#### SUPPLIED RECORDS ####

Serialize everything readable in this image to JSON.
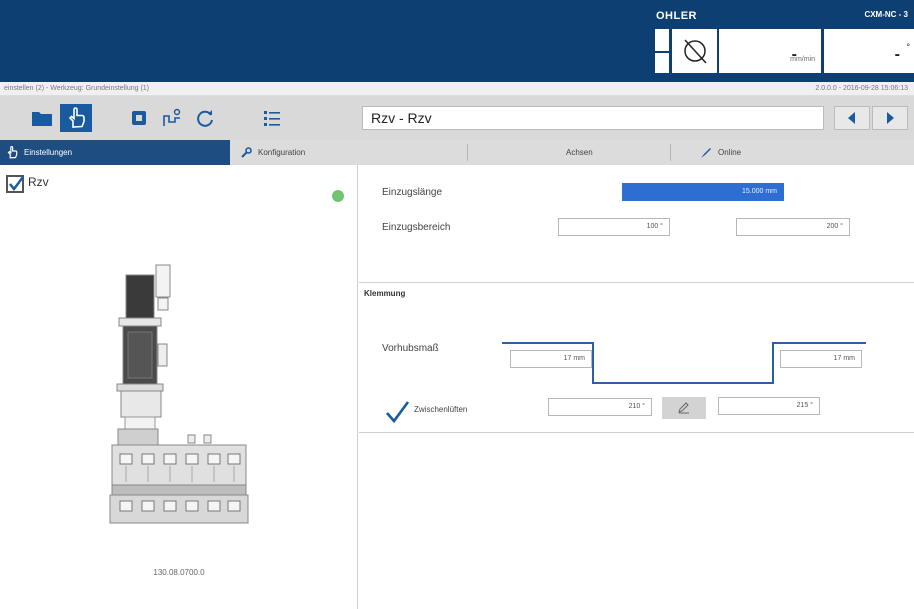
{
  "header": {
    "logo": "OHLER",
    "machine_name": "CXM-NC - 3",
    "speed": {
      "value": "-",
      "unit": "mm/min"
    },
    "angle": {
      "value": "-",
      "unit": "°"
    }
  },
  "infobar": {
    "left": "einstellen (2) - Werkzeug: Grundeinstellung (1)",
    "right": "2.0.0.0 - 2016-09-28 15:06:13"
  },
  "toolbar": {
    "title": "Rzv - Rzv"
  },
  "tabs": [
    {
      "label": "Einstellungen",
      "icon": "hand-icon"
    },
    {
      "label": "Konfiguration",
      "icon": "wrench-icon"
    },
    {
      "label": "Achsen"
    },
    {
      "label": "Online",
      "icon": "brush-icon"
    }
  ],
  "left_panel": {
    "title": "Rzv",
    "checked": true,
    "status_color": "#72c472",
    "part_number": "130.08.0700.0"
  },
  "settings": {
    "einzugslaenge": {
      "label": "Einzugslänge",
      "value": "15.000 mm"
    },
    "einzugsbereich": {
      "label": "Einzugsbereich",
      "value_from": "100 °",
      "value_to": "200 °"
    },
    "klemmung": {
      "title": "Klemmung",
      "vorhubsmass": {
        "label": "Vorhubsmaß",
        "value_left": "17 mm",
        "value_right": "17 mm"
      },
      "zwischenlueften": {
        "label": "Zwischenlüften",
        "checked": true,
        "value_from": "210 °",
        "value_to": "215 °"
      }
    }
  },
  "colors": {
    "header": "#0d3f73",
    "active_blue": "#1e4d82",
    "field_blue": "#2e6dd1",
    "graph_line": "#2b5fa8"
  }
}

####

» AIM: Leave out the pictures and give the rest of the records again exactly.

» SOLUTION TO THE EXERCISE:
Serialize everything readable in this image to JSON.
{
  "header": {
    "logo": "OHLER",
    "machine_name": "CXM-NC - 3",
    "speed": {
      "value": "-",
      "unit": "mm/min"
    },
    "angle": {
      "value": "-",
      "unit": "°"
    }
  },
  "infobar": {
    "left": "einstellen (2) - Werkzeug: Grundeinstellung (1)",
    "right": "2.0.0.0 - 2016-09-28 15:06:13"
  },
  "toolbar": {
    "title": "Rzv - Rzv"
  },
  "tabs": [
    {
      "label": "Einstellungen",
      "icon": "hand-icon"
    },
    {
      "label": "Konfiguration",
      "icon": "wrench-icon"
    },
    {
      "label": "Achsen"
    },
    {
      "label": "Online",
      "icon": "brush-icon"
    }
  ],
  "left_panel": {
    "title": "Rzv",
    "checked": true,
    "status_color": "#72c472",
    "part_number": "130.08.0700.0"
  },
  "settings": {
    "einzugslaenge": {
      "label": "Einzugslänge",
      "value": "15.000 mm"
    },
    "einzugsbereich": {
      "label": "Einzugsbereich",
      "value_from": "100 °",
      "value_to": "200 °"
    },
    "klemmung": {
      "title": "Klemmung",
      "vorhubsmass": {
        "label": "Vorhubsmaß",
        "value_left": "17 mm",
        "value_right": "17 mm"
      },
      "zwischenlueften": {
        "label": "Zwischenlüften",
        "checked": true,
        "value_from": "210 °",
        "value_to": "215 °"
      }
    }
  },
  "colors": {
    "header": "#0d3f73",
    "active_blue": "#1e4d82",
    "field_blue": "#2e6dd1",
    "graph_line": "#2b5fa8"
  }
}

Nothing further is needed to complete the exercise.